-- WHAT TO PRODUCE --
Gather all lines in the entries below that include the word "Братский".
• • • •
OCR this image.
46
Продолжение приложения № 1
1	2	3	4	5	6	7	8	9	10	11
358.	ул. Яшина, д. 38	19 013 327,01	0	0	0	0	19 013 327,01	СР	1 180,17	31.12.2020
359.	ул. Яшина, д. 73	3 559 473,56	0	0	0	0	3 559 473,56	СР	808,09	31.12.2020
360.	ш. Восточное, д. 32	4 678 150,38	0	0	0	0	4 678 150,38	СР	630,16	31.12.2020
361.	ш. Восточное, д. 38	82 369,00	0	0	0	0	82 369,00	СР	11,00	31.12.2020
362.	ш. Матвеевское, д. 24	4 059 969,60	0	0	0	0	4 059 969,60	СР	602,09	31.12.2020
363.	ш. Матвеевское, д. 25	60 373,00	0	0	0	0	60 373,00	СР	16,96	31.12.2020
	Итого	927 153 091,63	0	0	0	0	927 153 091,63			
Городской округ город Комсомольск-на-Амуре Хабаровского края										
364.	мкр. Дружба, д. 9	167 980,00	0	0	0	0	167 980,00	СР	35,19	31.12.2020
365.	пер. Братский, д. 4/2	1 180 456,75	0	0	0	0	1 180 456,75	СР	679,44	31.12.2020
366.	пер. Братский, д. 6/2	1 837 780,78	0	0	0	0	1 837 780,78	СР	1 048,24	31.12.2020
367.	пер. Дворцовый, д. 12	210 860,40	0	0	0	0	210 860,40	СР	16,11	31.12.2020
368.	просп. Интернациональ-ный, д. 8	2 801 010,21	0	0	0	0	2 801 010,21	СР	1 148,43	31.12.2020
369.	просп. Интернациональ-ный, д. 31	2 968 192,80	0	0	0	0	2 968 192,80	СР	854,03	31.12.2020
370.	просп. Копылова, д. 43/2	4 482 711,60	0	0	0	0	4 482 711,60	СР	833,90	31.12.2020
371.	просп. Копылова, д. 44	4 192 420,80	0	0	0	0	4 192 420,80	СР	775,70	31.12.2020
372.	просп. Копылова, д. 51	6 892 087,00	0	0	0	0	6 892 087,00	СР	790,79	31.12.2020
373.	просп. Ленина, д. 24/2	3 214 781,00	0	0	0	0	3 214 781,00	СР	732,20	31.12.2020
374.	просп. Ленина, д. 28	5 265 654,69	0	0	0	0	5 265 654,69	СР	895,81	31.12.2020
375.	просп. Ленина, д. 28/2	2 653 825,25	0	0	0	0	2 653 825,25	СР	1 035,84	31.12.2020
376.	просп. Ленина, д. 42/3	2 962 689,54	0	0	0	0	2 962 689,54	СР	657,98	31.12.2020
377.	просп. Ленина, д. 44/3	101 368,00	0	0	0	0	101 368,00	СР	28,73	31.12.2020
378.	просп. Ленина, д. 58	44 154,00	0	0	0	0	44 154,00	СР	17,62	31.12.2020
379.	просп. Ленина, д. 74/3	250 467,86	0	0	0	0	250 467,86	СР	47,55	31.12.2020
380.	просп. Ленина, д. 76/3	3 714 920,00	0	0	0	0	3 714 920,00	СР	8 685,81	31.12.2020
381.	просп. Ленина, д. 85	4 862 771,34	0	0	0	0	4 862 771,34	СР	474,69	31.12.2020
• • • •
-- OUTPUT --
365.	пер. Братский, д. 4/2	1 180 456,75	0	0	0	0	1 180 456,75	СР	679,44	31.12.2020
366.	пер. Братский, д. 6/2	1 837 780,78	0	0	0	0	1 837 780,78	СР	1 048,24	31.12.2020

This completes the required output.